Exercise description - Return each line of the data below exactly, omitting any pictures.

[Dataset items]
_ _ _ _

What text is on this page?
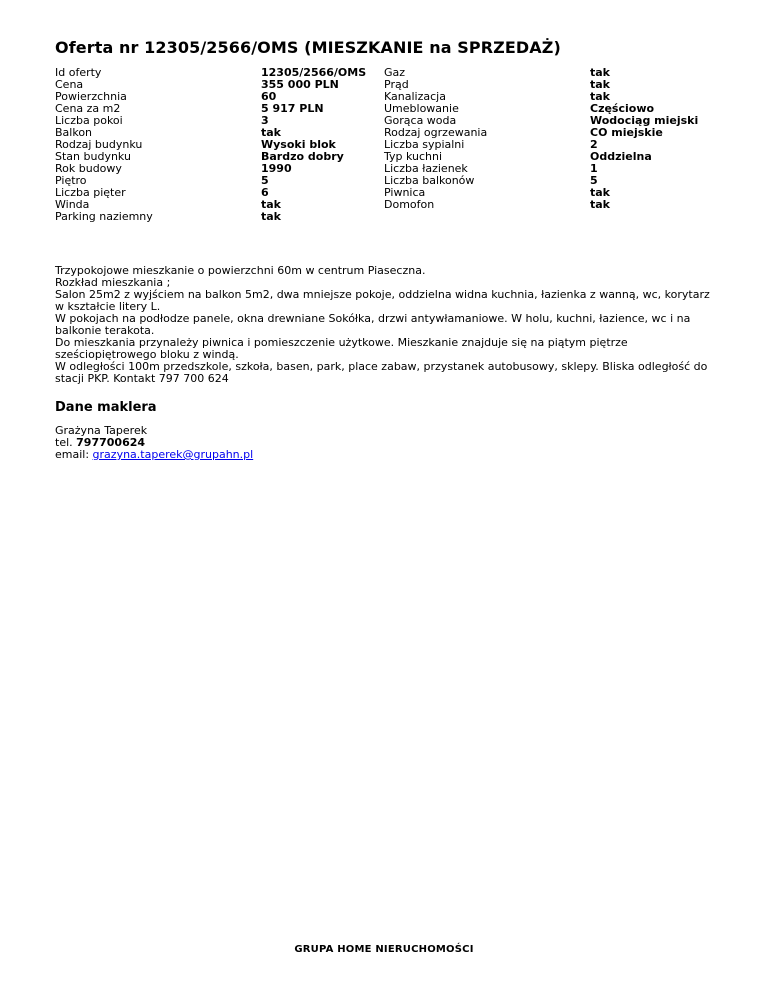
Oferta nr 12305/2566/OMS (MIESZKANIE na SPRZEDAŻ)
Id oferty
Cena
Powierzchnia
Cena za m2
Liczba pokoi
Balkon
Rodzaj budynku
Stan budynku
Rok budowy
Piętro
Liczba pięter
Winda
Parking naziemny
12305/2566/OMS
355 000 PLN
60
5 917 PLN
3
tak
Wysoki blok
Bardzo dobry
1990
5
6
tak
tak
Gaz
Prąd
Kanalizacja
Umeblowanie
Gorąca woda
Rodzaj ogrzewania
Liczba sypialni
Typ kuchni
Liczba łazienek
Liczba balkonów
Piwnica
Domofon
tak
tak
tak
Częściowo
Wodociąg miejski
CO miejskie
2
Oddzielna
1
5
tak
tak
Trzypokojowe mieszkanie o powierzchni 60m w centrum Piaseczna.
Rozkład mieszkania ;
Salon 25m2 z wyjściem na balkon 5m2, dwa mniejsze pokoje, oddzielna widna kuchnia, łazienka z wanną, wc, korytarz w kształcie litery L.
W pokojach na podłodze panele, okna drewniane Sokółka, drzwi antywłamaniowe. W holu, kuchni, łazience, wc i na balkonie terakota.
Do mieszkania przynależy piwnica i pomieszczenie użytkowe. Mieszkanie znajduje się na piątym piętrze sześciopiętrowego bloku z windą.
W odległości 100m przedszkole, szkoła, basen, park, place zabaw, przystanek autobusowy, sklepy. Bliska odległość do stacji PKP. Kontakt 797 700 624
Dane maklera
Grażyna Taperek
tel. 797700624
email: grazyna.taperek@grupahn.pl
GRUPA HOME NIERUCHOMOŚCI
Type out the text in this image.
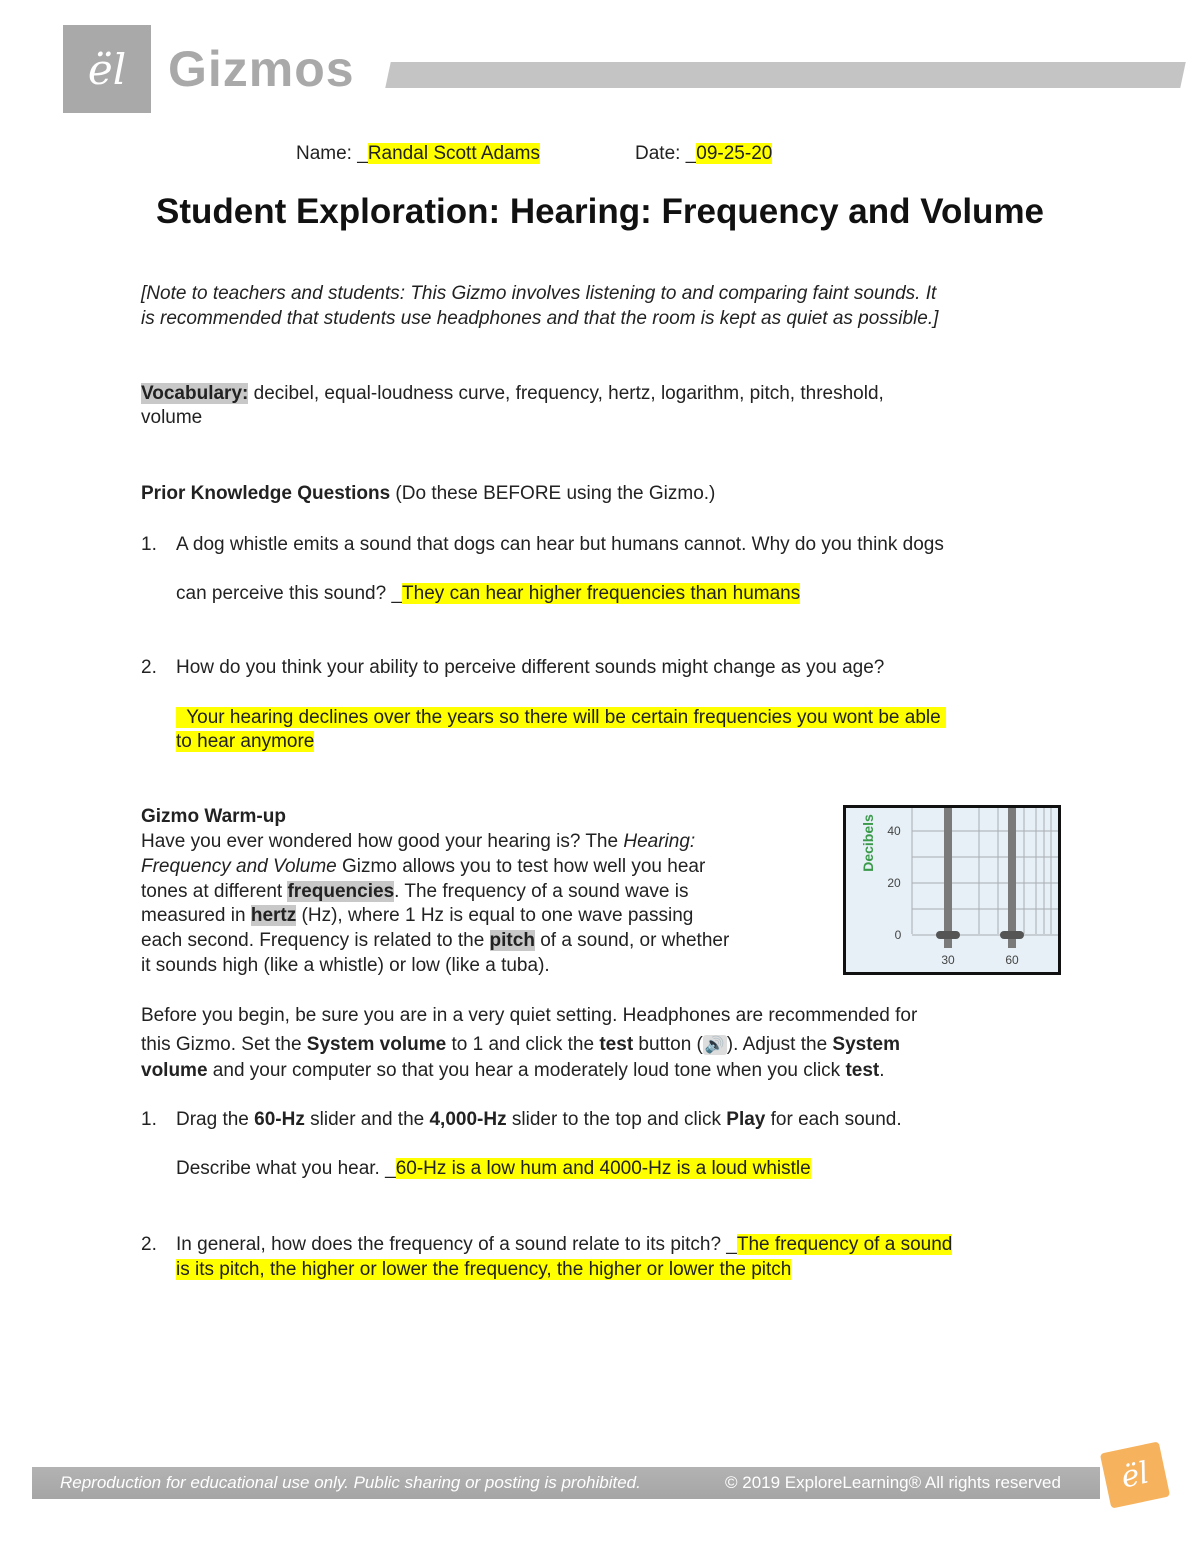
ël Gizmos
Name: _Randal Scott Adams	Date: _09-25-20
Student Exploration: Hearing: Frequency and Volume
[Note to teachers and students: This Gizmo involves listening to and comparing faint sounds. It
is recommended that students use headphones and that the room is kept as quiet as possible.]
Vocabulary: decibel, equal-loudness curve, frequency, hertz, logarithm, pitch, threshold,
volume
Prior Knowledge Questions (Do these BEFORE using the Gizmo.)
1. A dog whistle emits a sound that dogs can hear but humans cannot. Why do you think dogs
can perceive this sound? _They can hear higher frequencies than humans
2. How do you think your ability to perceive different sounds might change as you age?
Your hearing declines over the years so there will be certain frequencies you wont be able
to hear anymore
Gizmo Warm-up
Have you ever wondered how good your hearing is? The Hearing:
Frequency and Volume Gizmo allows you to test how well you hear
tones at different frequencies. The frequency of a sound wave is
measured in hertz (Hz), where 1 Hz is equal to one wave passing
each second. Frequency is related to the pitch of a sound, or whether
it sounds high (like a whistle) or low (like a tuba).
Decibels 40
20
0
30	60
Before you begin, be sure you are in a very quiet setting. Headphones are recommended for
this Gizmo. Set the System volume to 1 and click the test button ( 🔊 ). Adjust the System
volume and your computer so that you hear a moderately loud tone when you click test.
1. Drag the 60-Hz slider and the 4,000-Hz slider to the top and click Play for each sound.
Describe what you hear. _60-Hz is a low hum and 4000-Hz is a loud whistle
2. In general, how does the frequency of a sound relate to its pitch? _The frequency of a sound
is its pitch, the higher or lower the frequency, the higher or lower the pitch
Reproduction for educational use only. Public sharing or posting is prohibited.	© 2019 ExploreLearning® All rights reserved ël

_ _ _ _

The solution -
What text is on this page?
Oferta nr 12305/2566/OMS (MIESZKANIE na SPRZEDAŻ)
Id oferty
Cena
Powierzchnia
Cena za m2
Liczba pokoi
Balkon
Rodzaj budynku
Stan budynku
Rok budowy
Piętro
Liczba pięter
Winda
Parking naziemny
12305/2566/OMS
355 000 PLN
60
5 917 PLN
3
tak
Wysoki blok
Bardzo dobry
1990
5
6
tak
tak
Gaz
Prąd
Kanalizacja
Umeblowanie
Gorąca woda
Rodzaj ogrzewania
Liczba sypialni
Typ kuchni
Liczba łazienek
Liczba balkonów
Piwnica
Domofon
tak
tak
tak
Częściowo
Wodociąg miejski
CO miejskie
2
Oddzielna
1
5
tak
tak
Trzypokojowe mieszkanie o powierzchni 60m w centrum Piaseczna.
Rozkład mieszkania ;
Salon 25m2 z wyjściem na balkon 5m2, dwa mniejsze pokoje, oddzielna widna kuchnia, łazienka z wanną, wc, korytarz w kształcie litery L.
W pokojach na podłodze panele, okna drewniane Sokółka, drzwi antywłamaniowe. W holu, kuchni, łazience, wc i na balkonie terakota.
Do mieszkania przynależy piwnica i pomieszczenie użytkowe. Mieszkanie znajduje się na piątym piętrze sześciopiętrowego bloku z windą.
W odległości 100m przedszkole, szkoła, basen, park, place zabaw, przystanek autobusowy, sklepy. Bliska odległość do stacji PKP. Kontakt 797 700 624
Dane maklera
Grażyna Taperek
tel. 797700624
email: grazyna.taperek@grupahn.pl
GRUPA HOME NIERUCHOMOŚCI
Type out the text in this image.
ël Gizmos
Name: _Randal Scott Adams	Date: _09-25-20
Student Exploration: Hearing: Frequency and Volume
[Note to teachers and students: This Gizmo involves listening to and comparing faint sounds. It
is recommended that students use headphones and that the room is kept as quiet as possible.]
Vocabulary: decibel, equal-loudness curve, frequency, hertz, logarithm, pitch, threshold,
volume
Prior Knowledge Questions (Do these BEFORE using the Gizmo.)
1. A dog whistle emits a sound that dogs can hear but humans cannot. Why do you think dogs
can perceive this sound? _They can hear higher frequencies than humans
2. How do you think your ability to perceive different sounds might change as you age?
Your hearing declines over the years so there will be certain frequencies you wont be able
to hear anymore
Gizmo Warm-up
Have you ever wondered how good your hearing is? The Hearing:
Frequency and Volume Gizmo allows you to test how well you hear
tones at different frequencies. The frequency of a sound wave is
measured in hertz (Hz), where 1 Hz is equal to one wave passing
each second. Frequency is related to the pitch of a sound, or whether
it sounds high (like a whistle) or low (like a tuba).
Decibels 40
20
0
30	60
Before you begin, be sure you are in a very quiet setting. Headphones are recommended for
this Gizmo. Set the System volume to 1 and click the test button ( 🔊 ). Adjust the System
volume and your computer so that you hear a moderately loud tone when you click test.
1. Drag the 60-Hz slider and the 4,000-Hz slider to the top and click Play for each sound.
Describe what you hear. _60-Hz is a low hum and 4000-Hz is a loud whistle
2. In general, how does the frequency of a sound relate to its pitch? _The frequency of a sound
is its pitch, the higher or lower the frequency, the higher or lower the pitch
Reproduction for educational use only. Public sharing or posting is prohibited.	© 2019 ExploreLearning® All rights reserved ël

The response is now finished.